EJERCICIO: Prolonga el texto sobre los ataques de drones ucranianos en territorio ruso a partir de su última oración.

TEXTO SELECCIONADO:

☆ ☆ ☆

Los ataques de drones ucranianos se han intensificado, alcanzando profundamente el territorio ruso, incluyendo un almacén de Wildberries en la región de Samara, aproximadamente a 800 km de las posiciones militares de Ucrania.
Aunque el gobernador de Samara, Vyacheslav Fedorishchev, informó que no hubo víctimas de este ataque específico, las implicaciones más amplias son significativas, ya que las fuerzas ucranianas buscan interrumpir las capacidades económicas de Rusia en medio de la guerra en curso.
Los ataques a Wildberries, que ha sido blanco en múltiples ocasiones desde mediados de julio, reflejan un esfuerzo estratégico por socavar la economía de consumo de Rusia, similar a atacar a Amazon en EE. UU. Además, un ataque separado en la región de Saratov resultó en dos muertes, lo que indica el costo del conflicto en la infraestructura civil.

☆ ☆ ☆

ENTRADAS EXTRAÍDAS:
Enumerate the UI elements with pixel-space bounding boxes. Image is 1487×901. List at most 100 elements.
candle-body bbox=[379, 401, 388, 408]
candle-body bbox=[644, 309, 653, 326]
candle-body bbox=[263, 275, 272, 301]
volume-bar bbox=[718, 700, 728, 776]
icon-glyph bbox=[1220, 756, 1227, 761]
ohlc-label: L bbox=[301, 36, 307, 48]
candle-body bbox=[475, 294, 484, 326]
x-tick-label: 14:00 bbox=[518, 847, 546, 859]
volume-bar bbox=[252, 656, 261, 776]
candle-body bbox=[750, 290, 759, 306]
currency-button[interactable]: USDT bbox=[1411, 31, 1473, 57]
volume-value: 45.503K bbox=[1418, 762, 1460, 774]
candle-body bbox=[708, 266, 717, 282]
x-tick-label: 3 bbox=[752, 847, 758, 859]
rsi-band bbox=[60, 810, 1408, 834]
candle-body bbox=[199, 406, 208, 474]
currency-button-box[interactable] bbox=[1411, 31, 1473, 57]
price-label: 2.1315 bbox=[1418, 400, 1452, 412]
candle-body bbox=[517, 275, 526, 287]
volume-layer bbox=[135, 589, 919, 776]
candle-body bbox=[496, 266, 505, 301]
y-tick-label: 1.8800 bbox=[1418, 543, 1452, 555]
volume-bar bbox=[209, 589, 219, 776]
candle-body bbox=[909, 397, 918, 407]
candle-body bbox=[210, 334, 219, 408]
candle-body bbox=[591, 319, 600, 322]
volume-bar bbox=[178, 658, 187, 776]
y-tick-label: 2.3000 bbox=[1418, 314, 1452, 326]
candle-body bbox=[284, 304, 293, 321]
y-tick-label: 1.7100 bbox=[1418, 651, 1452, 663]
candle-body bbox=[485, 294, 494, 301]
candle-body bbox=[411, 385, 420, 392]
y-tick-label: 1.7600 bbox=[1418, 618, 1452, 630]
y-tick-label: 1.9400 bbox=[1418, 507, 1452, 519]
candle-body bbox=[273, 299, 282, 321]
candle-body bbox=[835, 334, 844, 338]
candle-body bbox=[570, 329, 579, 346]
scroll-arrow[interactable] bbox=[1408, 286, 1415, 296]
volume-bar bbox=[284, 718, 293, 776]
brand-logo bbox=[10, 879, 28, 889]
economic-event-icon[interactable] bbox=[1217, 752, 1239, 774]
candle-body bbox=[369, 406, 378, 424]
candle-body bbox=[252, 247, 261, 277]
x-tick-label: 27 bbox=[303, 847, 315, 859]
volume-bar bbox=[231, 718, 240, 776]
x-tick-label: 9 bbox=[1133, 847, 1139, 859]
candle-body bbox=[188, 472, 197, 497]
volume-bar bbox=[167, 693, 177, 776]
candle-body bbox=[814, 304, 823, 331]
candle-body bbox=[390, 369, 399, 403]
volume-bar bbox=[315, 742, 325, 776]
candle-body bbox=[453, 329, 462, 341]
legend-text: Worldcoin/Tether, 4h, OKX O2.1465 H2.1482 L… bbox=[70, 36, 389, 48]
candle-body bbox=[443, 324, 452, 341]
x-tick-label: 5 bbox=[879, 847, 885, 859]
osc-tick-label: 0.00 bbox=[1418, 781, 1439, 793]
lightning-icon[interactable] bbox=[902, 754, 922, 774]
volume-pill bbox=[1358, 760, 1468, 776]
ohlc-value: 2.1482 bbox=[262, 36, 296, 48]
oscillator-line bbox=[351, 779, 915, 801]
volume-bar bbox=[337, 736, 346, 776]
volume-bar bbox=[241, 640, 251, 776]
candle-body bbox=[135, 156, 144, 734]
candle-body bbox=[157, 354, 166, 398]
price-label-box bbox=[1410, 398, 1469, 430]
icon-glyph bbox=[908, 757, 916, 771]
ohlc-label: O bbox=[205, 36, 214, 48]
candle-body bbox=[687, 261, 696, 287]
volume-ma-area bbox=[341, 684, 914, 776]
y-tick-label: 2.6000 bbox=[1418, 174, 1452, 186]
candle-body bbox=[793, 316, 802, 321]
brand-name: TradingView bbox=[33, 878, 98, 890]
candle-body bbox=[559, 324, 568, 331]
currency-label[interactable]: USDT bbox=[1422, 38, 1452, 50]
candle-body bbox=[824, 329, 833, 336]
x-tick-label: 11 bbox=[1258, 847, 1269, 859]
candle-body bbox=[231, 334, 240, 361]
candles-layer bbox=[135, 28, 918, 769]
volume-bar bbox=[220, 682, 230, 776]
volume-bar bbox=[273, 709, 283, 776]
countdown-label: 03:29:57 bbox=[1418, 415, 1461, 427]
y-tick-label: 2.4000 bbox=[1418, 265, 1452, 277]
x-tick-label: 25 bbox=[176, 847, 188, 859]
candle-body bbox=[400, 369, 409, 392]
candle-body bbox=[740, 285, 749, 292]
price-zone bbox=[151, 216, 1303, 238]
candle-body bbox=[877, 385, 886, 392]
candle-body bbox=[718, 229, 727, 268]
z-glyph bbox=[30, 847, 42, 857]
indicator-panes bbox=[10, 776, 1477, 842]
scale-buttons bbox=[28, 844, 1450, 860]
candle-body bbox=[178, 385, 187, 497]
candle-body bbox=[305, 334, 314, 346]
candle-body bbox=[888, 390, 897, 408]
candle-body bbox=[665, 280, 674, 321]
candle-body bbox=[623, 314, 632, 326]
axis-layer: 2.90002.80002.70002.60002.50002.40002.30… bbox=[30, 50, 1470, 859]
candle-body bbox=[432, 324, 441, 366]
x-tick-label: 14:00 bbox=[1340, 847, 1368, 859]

☆ ☆ ☆

RESPUESTA:
El Ministerio de Defensa ruso afirmó haber interceptado 635 drones durante la noche, subrayando la intensidad del conflicto aéreo.
A medida que Ucrania continúa enfocándose en objetivos económicos y energéticos, el potencial de más interrupciones en las industrias rusas sigue siendo alto, lo que podría tener efectos en cadena en el mercado en general y en el sentimiento de los inversores respecto a la estabilidad económica rusa.